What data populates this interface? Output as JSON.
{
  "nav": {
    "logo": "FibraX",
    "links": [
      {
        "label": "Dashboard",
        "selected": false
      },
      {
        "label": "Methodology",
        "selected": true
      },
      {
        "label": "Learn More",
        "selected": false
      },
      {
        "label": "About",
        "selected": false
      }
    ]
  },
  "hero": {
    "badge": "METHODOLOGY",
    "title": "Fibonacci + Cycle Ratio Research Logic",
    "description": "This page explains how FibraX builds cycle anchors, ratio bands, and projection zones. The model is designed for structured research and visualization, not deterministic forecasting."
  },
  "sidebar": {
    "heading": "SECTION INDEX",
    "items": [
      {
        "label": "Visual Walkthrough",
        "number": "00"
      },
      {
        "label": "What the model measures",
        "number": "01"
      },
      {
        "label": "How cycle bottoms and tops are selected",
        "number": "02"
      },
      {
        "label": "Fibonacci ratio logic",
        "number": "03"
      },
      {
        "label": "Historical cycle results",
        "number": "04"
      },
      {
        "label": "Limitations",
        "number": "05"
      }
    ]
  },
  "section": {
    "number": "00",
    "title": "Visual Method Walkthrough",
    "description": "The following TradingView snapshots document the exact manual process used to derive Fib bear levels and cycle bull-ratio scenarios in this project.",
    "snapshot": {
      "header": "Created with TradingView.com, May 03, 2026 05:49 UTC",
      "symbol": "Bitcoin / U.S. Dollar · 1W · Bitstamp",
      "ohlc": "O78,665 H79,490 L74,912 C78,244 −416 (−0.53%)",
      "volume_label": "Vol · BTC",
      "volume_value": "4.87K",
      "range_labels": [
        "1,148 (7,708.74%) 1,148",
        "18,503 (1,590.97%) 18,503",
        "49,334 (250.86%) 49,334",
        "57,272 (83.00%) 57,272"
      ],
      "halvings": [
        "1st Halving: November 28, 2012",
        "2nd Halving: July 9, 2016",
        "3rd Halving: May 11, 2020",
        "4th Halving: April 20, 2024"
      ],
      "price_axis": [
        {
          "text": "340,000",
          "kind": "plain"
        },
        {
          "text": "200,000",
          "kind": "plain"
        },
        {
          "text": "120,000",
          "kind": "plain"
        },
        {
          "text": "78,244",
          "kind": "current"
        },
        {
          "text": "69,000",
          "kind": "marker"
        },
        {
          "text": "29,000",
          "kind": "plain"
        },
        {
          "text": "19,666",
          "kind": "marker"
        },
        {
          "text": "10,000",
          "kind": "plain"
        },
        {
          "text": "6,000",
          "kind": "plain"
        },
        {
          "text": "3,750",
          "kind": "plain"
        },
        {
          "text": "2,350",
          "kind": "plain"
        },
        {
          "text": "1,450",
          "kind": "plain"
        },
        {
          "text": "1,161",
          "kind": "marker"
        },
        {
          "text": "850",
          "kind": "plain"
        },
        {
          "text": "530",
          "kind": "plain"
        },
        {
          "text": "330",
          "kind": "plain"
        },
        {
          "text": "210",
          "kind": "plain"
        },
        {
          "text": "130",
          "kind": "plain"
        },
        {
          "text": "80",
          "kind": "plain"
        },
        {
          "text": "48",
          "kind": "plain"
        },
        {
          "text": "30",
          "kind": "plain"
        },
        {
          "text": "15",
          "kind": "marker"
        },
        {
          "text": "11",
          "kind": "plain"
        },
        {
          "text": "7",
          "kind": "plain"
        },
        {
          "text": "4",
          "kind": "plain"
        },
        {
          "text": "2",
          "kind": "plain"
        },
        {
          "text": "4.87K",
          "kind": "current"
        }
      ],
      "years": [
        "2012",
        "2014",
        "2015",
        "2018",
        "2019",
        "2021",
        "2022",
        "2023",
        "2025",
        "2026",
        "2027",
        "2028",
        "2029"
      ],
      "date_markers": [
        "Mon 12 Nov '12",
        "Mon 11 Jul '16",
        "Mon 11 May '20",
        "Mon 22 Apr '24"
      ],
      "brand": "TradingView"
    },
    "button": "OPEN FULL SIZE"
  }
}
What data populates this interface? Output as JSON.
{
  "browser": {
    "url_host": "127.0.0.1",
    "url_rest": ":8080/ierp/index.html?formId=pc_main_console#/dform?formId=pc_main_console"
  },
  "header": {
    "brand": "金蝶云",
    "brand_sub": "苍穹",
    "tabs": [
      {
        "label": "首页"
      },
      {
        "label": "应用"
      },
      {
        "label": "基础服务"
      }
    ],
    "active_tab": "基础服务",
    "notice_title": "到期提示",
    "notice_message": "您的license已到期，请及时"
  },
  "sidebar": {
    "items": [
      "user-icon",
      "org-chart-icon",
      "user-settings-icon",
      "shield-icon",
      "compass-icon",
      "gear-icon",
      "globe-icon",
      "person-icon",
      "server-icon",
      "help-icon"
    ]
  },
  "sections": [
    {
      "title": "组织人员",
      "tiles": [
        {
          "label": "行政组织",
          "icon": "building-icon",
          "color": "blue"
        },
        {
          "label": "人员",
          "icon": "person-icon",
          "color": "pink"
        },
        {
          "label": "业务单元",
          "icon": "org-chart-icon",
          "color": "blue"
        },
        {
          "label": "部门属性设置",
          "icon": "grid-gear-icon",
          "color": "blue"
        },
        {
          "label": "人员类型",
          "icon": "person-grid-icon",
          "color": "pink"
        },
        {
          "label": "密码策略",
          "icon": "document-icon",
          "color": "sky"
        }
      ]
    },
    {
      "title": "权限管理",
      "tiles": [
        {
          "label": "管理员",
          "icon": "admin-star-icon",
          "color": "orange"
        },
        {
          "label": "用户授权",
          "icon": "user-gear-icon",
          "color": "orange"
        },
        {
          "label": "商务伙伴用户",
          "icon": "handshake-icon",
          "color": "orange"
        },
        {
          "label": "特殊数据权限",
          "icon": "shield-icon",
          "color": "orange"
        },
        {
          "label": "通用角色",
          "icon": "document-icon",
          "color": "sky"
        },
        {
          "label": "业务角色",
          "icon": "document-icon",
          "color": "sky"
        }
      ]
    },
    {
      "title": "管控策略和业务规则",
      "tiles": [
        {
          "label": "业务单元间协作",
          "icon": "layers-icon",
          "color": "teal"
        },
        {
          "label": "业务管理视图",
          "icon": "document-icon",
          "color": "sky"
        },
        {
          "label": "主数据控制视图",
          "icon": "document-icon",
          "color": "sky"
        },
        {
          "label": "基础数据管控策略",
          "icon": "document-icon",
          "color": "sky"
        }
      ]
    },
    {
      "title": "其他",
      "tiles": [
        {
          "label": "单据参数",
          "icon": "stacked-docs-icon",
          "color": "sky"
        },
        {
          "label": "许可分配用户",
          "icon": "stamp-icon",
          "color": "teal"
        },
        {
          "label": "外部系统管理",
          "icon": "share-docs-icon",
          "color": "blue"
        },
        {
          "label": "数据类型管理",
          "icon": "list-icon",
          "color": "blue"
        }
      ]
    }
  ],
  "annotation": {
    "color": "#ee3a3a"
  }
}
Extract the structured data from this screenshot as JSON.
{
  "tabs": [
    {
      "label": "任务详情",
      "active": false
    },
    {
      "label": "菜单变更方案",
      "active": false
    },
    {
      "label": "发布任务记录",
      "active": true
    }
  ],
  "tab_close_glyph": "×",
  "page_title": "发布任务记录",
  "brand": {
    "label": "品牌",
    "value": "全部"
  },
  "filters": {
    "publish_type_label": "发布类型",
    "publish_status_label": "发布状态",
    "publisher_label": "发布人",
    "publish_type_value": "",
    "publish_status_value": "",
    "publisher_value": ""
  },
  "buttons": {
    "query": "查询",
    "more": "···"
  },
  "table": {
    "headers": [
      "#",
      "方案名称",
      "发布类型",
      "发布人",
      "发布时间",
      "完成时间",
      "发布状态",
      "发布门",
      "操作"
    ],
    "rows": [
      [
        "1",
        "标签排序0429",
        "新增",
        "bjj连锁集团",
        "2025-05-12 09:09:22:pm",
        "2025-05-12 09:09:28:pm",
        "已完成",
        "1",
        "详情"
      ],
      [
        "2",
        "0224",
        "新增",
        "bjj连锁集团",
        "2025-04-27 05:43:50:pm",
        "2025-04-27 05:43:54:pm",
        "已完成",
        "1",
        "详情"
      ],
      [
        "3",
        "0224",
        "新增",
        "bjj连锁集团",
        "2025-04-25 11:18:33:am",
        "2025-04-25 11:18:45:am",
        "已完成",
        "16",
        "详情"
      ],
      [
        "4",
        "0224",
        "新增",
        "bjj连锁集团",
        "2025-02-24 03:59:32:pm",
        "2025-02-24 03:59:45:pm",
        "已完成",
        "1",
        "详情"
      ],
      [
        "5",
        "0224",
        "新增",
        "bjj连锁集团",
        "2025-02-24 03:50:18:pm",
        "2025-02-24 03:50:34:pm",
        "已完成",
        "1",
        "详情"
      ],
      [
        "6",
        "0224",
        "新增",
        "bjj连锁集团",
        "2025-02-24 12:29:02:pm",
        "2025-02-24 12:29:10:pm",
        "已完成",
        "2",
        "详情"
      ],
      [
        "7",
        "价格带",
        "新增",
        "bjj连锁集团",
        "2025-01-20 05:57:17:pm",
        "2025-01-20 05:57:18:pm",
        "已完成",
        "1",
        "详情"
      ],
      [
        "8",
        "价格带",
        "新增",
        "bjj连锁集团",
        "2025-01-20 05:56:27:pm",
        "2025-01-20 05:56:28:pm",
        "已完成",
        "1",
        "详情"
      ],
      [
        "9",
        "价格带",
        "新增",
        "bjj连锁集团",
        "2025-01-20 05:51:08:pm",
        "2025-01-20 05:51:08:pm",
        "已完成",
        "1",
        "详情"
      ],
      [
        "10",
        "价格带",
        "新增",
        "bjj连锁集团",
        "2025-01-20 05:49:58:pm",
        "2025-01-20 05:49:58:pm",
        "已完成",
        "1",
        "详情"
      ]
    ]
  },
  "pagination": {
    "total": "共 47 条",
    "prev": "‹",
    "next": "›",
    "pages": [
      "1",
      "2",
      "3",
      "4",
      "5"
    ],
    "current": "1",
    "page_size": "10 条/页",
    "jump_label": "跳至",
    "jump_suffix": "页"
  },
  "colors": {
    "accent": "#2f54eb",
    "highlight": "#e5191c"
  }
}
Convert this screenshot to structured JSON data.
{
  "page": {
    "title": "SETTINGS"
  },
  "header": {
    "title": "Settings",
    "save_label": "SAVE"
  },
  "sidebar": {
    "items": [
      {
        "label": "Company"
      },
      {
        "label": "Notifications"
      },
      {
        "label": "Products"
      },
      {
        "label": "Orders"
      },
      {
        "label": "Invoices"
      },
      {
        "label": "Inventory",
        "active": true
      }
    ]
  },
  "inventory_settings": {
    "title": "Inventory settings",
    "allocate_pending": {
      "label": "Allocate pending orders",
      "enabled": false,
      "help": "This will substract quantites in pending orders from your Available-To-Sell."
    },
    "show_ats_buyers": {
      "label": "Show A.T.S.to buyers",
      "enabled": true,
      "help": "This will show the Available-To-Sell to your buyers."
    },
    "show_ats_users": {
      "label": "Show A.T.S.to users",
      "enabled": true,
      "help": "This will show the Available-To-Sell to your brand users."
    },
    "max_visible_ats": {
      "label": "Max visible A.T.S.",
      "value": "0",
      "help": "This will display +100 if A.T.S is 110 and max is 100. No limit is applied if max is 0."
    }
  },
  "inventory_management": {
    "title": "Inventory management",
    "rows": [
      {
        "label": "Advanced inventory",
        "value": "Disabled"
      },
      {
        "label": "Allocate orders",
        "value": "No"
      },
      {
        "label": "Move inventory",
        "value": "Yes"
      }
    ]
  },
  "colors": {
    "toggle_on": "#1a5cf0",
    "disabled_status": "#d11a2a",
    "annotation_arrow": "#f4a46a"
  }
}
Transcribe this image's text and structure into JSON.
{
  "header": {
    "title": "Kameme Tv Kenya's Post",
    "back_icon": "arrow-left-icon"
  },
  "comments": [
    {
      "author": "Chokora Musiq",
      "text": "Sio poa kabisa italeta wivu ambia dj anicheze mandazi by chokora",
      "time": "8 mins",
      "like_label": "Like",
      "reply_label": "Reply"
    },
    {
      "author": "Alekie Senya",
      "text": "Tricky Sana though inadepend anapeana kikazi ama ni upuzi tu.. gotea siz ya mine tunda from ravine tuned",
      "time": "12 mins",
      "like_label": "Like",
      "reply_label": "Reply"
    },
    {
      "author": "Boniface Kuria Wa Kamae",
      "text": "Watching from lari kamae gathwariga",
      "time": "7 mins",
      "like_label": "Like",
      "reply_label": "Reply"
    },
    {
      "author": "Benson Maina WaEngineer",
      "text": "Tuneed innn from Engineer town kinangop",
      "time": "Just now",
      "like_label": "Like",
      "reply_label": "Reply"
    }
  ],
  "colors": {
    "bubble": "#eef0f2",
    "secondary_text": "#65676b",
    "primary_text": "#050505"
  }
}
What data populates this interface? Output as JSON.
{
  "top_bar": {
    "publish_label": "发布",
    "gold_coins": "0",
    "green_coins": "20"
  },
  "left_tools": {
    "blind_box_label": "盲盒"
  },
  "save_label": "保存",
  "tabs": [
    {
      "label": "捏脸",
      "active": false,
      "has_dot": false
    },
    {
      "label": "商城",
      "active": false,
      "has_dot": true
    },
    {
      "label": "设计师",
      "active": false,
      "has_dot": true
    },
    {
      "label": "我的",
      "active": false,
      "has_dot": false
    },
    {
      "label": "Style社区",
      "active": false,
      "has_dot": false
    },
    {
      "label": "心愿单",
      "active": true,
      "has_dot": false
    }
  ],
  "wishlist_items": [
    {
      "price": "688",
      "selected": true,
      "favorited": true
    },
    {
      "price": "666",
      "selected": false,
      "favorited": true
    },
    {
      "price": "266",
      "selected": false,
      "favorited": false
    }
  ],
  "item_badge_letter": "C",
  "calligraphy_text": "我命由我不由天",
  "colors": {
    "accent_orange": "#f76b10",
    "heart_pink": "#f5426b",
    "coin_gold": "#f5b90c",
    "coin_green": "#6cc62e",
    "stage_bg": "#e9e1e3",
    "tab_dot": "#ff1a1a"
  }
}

···

### Short task
Take each line of the material that contains the word "true" and list it.

### Answer to this problem
        "selected": true
      "active": true
        "active": true
      "enabled": true,
      "enabled": true,
      "has_dot": true
      "has_dot": true
      "active": true,
      "selected": true,
      "favorited": true
      "favorited": true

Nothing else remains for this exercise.